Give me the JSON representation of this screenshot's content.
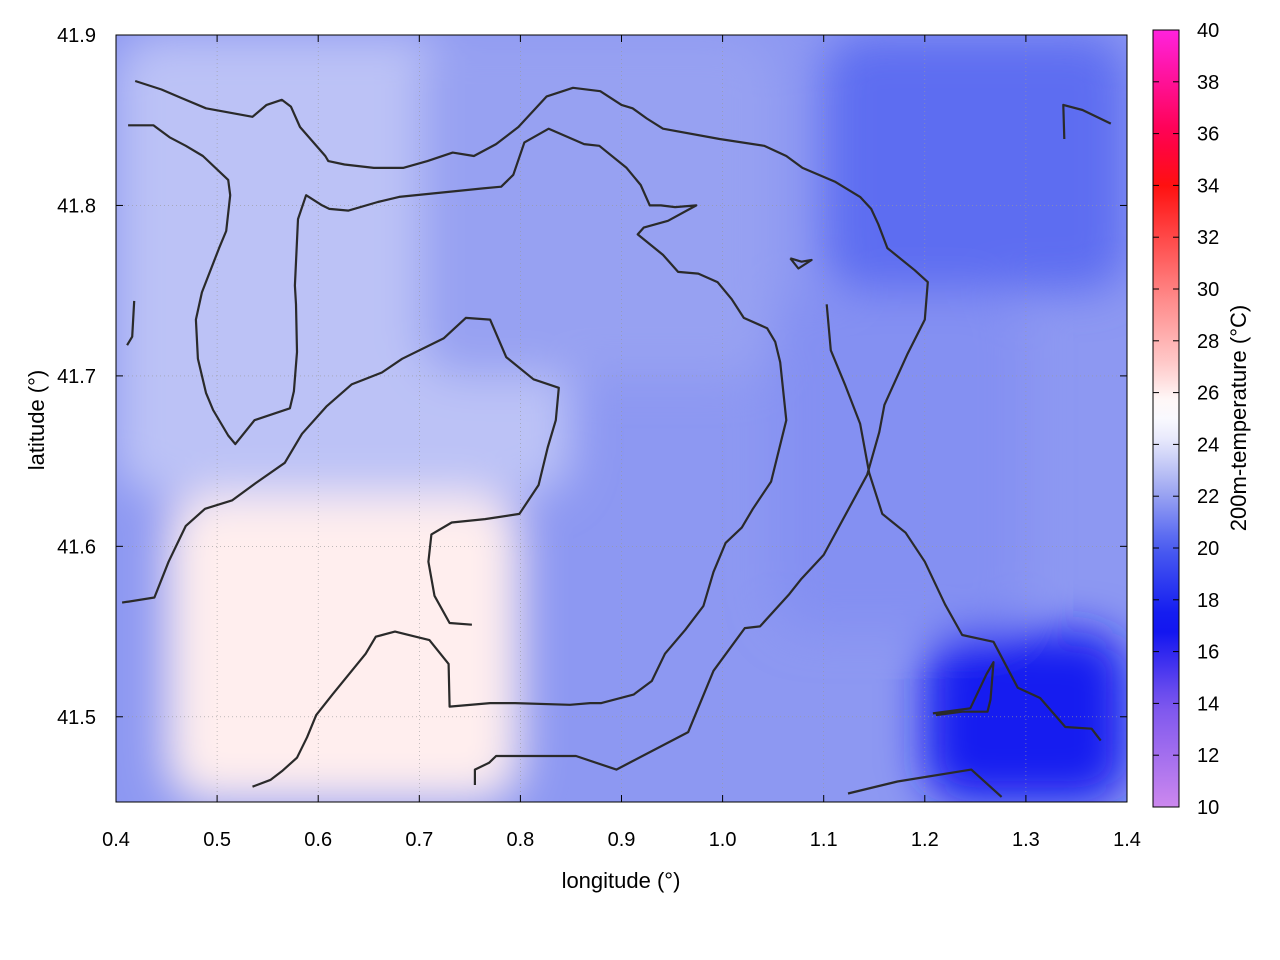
{
  "chart_data": {
    "type": "heatmap",
    "title": "",
    "xlabel": "longitude (°)",
    "ylabel": "latitude (°)",
    "colorbar_label": "200m-temperature (°C)",
    "xlim": [
      0.4,
      1.4
    ],
    "ylim": [
      41.45,
      41.9
    ],
    "x_ticks": [
      "0.4",
      "0.5",
      "0.6",
      "0.7",
      "0.8",
      "0.9",
      "1.0",
      "1.1",
      "1.2",
      "1.3",
      "1.4"
    ],
    "y_ticks": [
      "41.5",
      "41.6",
      "41.7",
      "41.8",
      "41.9"
    ],
    "colorbar_ticks": [
      "10",
      "12",
      "14",
      "16",
      "18",
      "20",
      "22",
      "24",
      "26",
      "28",
      "30",
      "32",
      "34",
      "36",
      "38",
      "40"
    ],
    "colorbar_range": [
      10,
      40
    ],
    "grid": true,
    "colormap": [
      {
        "t": 10,
        "color": "#cc88ee"
      },
      {
        "t": 14,
        "color": "#7a55ee"
      },
      {
        "t": 17,
        "color": "#0a10f0"
      },
      {
        "t": 20,
        "color": "#4a5cf0"
      },
      {
        "t": 22.5,
        "color": "#aab2f3"
      },
      {
        "t": 24.5,
        "color": "#f2f2fd"
      },
      {
        "t": 25.5,
        "color": "#ffffff"
      },
      {
        "t": 27,
        "color": "#ffcccc"
      },
      {
        "t": 30,
        "color": "#ff8080"
      },
      {
        "t": 34,
        "color": "#ff1010"
      },
      {
        "t": 36,
        "color": "#ff0050"
      },
      {
        "t": 40,
        "color": "#ff22dd"
      }
    ],
    "temperature_regions": [
      {
        "zone": "southwest warm pocket",
        "lon": [
          0.45,
          0.8
        ],
        "lat": [
          41.45,
          41.63
        ],
        "temp": 26.0
      },
      {
        "zone": "west and central plain",
        "lon": [
          0.4,
          0.85
        ],
        "lat": [
          41.63,
          41.9
        ],
        "temp": 23.0
      },
      {
        "zone": "central north",
        "lon": [
          0.7,
          1.05
        ],
        "lat": [
          41.7,
          41.9
        ],
        "temp": 22.0
      },
      {
        "zone": "east central",
        "lon": [
          1.05,
          1.3
        ],
        "lat": [
          41.55,
          41.75
        ],
        "temp": 21.5
      },
      {
        "zone": "northeast",
        "lon": [
          1.1,
          1.4
        ],
        "lat": [
          41.75,
          41.9
        ],
        "temp": 20.5
      },
      {
        "zone": "southeast coast",
        "lon": [
          1.2,
          1.4
        ],
        "lat": [
          41.45,
          41.55
        ],
        "temp": 17.5
      }
    ],
    "contours": [
      [
        [
          0.419,
          41.873
        ],
        [
          0.445,
          41.868
        ],
        [
          0.465,
          41.863
        ],
        [
          0.489,
          41.857
        ],
        [
          0.535,
          41.852
        ],
        [
          0.549,
          41.859
        ],
        [
          0.564,
          41.862
        ],
        [
          0.573,
          41.858
        ],
        [
          0.582,
          41.846
        ],
        [
          0.607,
          41.829
        ],
        [
          0.61,
          41.826
        ],
        [
          0.626,
          41.824
        ],
        [
          0.655,
          41.822
        ],
        [
          0.684,
          41.822
        ],
        [
          0.708,
          41.826
        ],
        [
          0.733,
          41.831
        ],
        [
          0.754,
          41.829
        ],
        [
          0.776,
          41.836
        ],
        [
          0.798,
          41.846
        ],
        [
          0.826,
          41.864
        ],
        [
          0.852,
          41.869
        ],
        [
          0.879,
          41.867
        ],
        [
          0.9,
          41.859
        ],
        [
          0.911,
          41.857
        ],
        [
          0.925,
          41.851
        ],
        [
          0.941,
          41.845
        ],
        [
          0.997,
          41.839
        ],
        [
          1.041,
          41.835
        ],
        [
          1.063,
          41.829
        ],
        [
          1.079,
          41.822
        ],
        [
          1.111,
          41.814
        ],
        [
          1.136,
          41.805
        ],
        [
          1.147,
          41.798
        ],
        [
          1.154,
          41.789
        ],
        [
          1.163,
          41.775
        ],
        [
          1.19,
          41.762
        ],
        [
          1.203,
          41.755
        ],
        [
          1.2,
          41.733
        ],
        [
          1.183,
          41.713
        ],
        [
          1.16,
          41.683
        ],
        [
          1.155,
          41.667
        ],
        [
          1.143,
          41.642
        ],
        [
          1.1,
          41.595
        ],
        [
          1.078,
          41.581
        ],
        [
          1.066,
          41.572
        ],
        [
          1.037,
          41.553
        ],
        [
          1.022,
          41.552
        ],
        [
          0.991,
          41.527
        ],
        [
          0.966,
          41.491
        ],
        [
          0.911,
          41.474
        ],
        [
          0.895,
          41.469
        ],
        [
          0.855,
          41.477
        ],
        [
          0.81,
          41.477
        ],
        [
          0.776,
          41.477
        ],
        [
          0.769,
          41.473
        ],
        [
          0.755,
          41.469
        ],
        [
          0.755,
          41.46
        ]
      ],
      [
        [
          0.412,
          41.847
        ],
        [
          0.437,
          41.847
        ],
        [
          0.453,
          41.84
        ],
        [
          0.469,
          41.835
        ],
        [
          0.486,
          41.829
        ],
        [
          0.511,
          41.815
        ],
        [
          0.513,
          41.806
        ],
        [
          0.509,
          41.785
        ],
        [
          0.502,
          41.775
        ],
        [
          0.485,
          41.749
        ],
        [
          0.479,
          41.733
        ],
        [
          0.481,
          41.71
        ],
        [
          0.489,
          41.69
        ],
        [
          0.496,
          41.68
        ],
        [
          0.511,
          41.665
        ],
        [
          0.518,
          41.66
        ],
        [
          0.537,
          41.674
        ],
        [
          0.572,
          41.681
        ],
        [
          0.576,
          41.691
        ],
        [
          0.579,
          41.714
        ],
        [
          0.578,
          41.742
        ],
        [
          0.577,
          41.753
        ],
        [
          0.58,
          41.792
        ],
        [
          0.588,
          41.806
        ],
        [
          0.604,
          41.8
        ],
        [
          0.611,
          41.798
        ],
        [
          0.63,
          41.797
        ],
        [
          0.659,
          41.802
        ],
        [
          0.68,
          41.805
        ],
        [
          0.713,
          41.807
        ],
        [
          0.763,
          41.81
        ],
        [
          0.781,
          41.811
        ],
        [
          0.793,
          41.818
        ],
        [
          0.804,
          41.837
        ],
        [
          0.828,
          41.845
        ],
        [
          0.863,
          41.836
        ],
        [
          0.878,
          41.835
        ],
        [
          0.905,
          41.822
        ],
        [
          0.919,
          41.812
        ],
        [
          0.928,
          41.8
        ],
        [
          0.939,
          41.8
        ],
        [
          0.953,
          41.799
        ],
        [
          0.974,
          41.8
        ],
        [
          0.946,
          41.791
        ],
        [
          0.922,
          41.787
        ],
        [
          0.916,
          41.783
        ],
        [
          0.941,
          41.771
        ],
        [
          0.956,
          41.761
        ],
        [
          0.976,
          41.76
        ],
        [
          0.995,
          41.755
        ],
        [
          1.009,
          41.745
        ],
        [
          1.021,
          41.734
        ],
        [
          1.044,
          41.728
        ],
        [
          1.052,
          41.72
        ],
        [
          1.057,
          41.708
        ],
        [
          1.063,
          41.674
        ],
        [
          1.048,
          41.638
        ],
        [
          1.03,
          41.622
        ],
        [
          1.019,
          41.611
        ],
        [
          1.003,
          41.602
        ],
        [
          0.991,
          41.585
        ],
        [
          0.981,
          41.565
        ],
        [
          0.963,
          41.551
        ],
        [
          0.943,
          41.537
        ],
        [
          0.93,
          41.521
        ],
        [
          0.912,
          41.513
        ],
        [
          0.88,
          41.508
        ],
        [
          0.869,
          41.508
        ],
        [
          0.849,
          41.507
        ],
        [
          0.795,
          41.508
        ],
        [
          0.77,
          41.508
        ],
        [
          0.73,
          41.506
        ],
        [
          0.729,
          41.531
        ],
        [
          0.71,
          41.545
        ],
        [
          0.676,
          41.55
        ],
        [
          0.657,
          41.547
        ],
        [
          0.647,
          41.537
        ],
        [
          0.614,
          41.513
        ],
        [
          0.598,
          41.501
        ],
        [
          0.589,
          41.488
        ],
        [
          0.579,
          41.476
        ],
        [
          0.564,
          41.468
        ],
        [
          0.553,
          41.463
        ],
        [
          0.535,
          41.459
        ]
      ],
      [
        [
          0.406,
          41.567
        ],
        [
          0.438,
          41.57
        ],
        [
          0.452,
          41.591
        ],
        [
          0.469,
          41.612
        ],
        [
          0.488,
          41.622
        ],
        [
          0.515,
          41.627
        ],
        [
          0.538,
          41.637
        ],
        [
          0.567,
          41.649
        ],
        [
          0.584,
          41.666
        ],
        [
          0.608,
          41.682
        ],
        [
          0.633,
          41.695
        ],
        [
          0.663,
          41.702
        ],
        [
          0.683,
          41.71
        ],
        [
          0.724,
          41.722
        ],
        [
          0.746,
          41.734
        ],
        [
          0.77,
          41.733
        ],
        [
          0.786,
          41.711
        ],
        [
          0.813,
          41.698
        ],
        [
          0.838,
          41.693
        ],
        [
          0.835,
          41.674
        ],
        [
          0.827,
          41.658
        ],
        [
          0.818,
          41.636
        ],
        [
          0.799,
          41.619
        ],
        [
          0.765,
          41.616
        ],
        [
          0.732,
          41.614
        ],
        [
          0.712,
          41.607
        ],
        [
          0.709,
          41.591
        ],
        [
          0.715,
          41.571
        ],
        [
          0.73,
          41.555
        ],
        [
          0.752,
          41.554
        ]
      ],
      [
        [
          1.338,
          41.839
        ],
        [
          1.337,
          41.859
        ],
        [
          1.356,
          41.856
        ],
        [
          1.384,
          41.848
        ]
      ],
      [
        [
          1.208,
          41.502
        ],
        [
          1.245,
          41.505
        ],
        [
          1.261,
          41.525
        ],
        [
          1.268,
          41.532
        ],
        [
          1.265,
          41.51
        ],
        [
          1.262,
          41.503
        ],
        [
          1.237,
          41.503
        ],
        [
          1.211,
          41.501
        ]
      ],
      [
        [
          1.067,
          41.769
        ],
        [
          1.078,
          41.767
        ],
        [
          1.088,
          41.768
        ],
        [
          1.075,
          41.763
        ],
        [
          1.067,
          41.769
        ]
      ],
      [
        [
          0.418,
          41.744
        ],
        [
          0.416,
          41.723
        ],
        [
          0.411,
          41.718
        ]
      ],
      [
        [
          1.124,
          41.455
        ],
        [
          1.173,
          41.462
        ],
        [
          1.246,
          41.469
        ],
        [
          1.276,
          41.453
        ]
      ],
      [
        [
          1.103,
          41.742
        ],
        [
          1.107,
          41.715
        ],
        [
          1.121,
          41.695
        ],
        [
          1.136,
          41.672
        ],
        [
          1.145,
          41.643
        ],
        [
          1.158,
          41.619
        ],
        [
          1.181,
          41.608
        ],
        [
          1.2,
          41.591
        ],
        [
          1.22,
          41.566
        ],
        [
          1.237,
          41.548
        ],
        [
          1.268,
          41.544
        ],
        [
          1.292,
          41.517
        ],
        [
          1.314,
          41.511
        ],
        [
          1.339,
          41.494
        ],
        [
          1.365,
          41.493
        ],
        [
          1.374,
          41.486
        ]
      ]
    ]
  }
}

▬▬▬

▶ **What is required**
Check each line of the data above for the word "zone" and say how many lines contain it, giving nothing besides the number.

▶ **Result**
6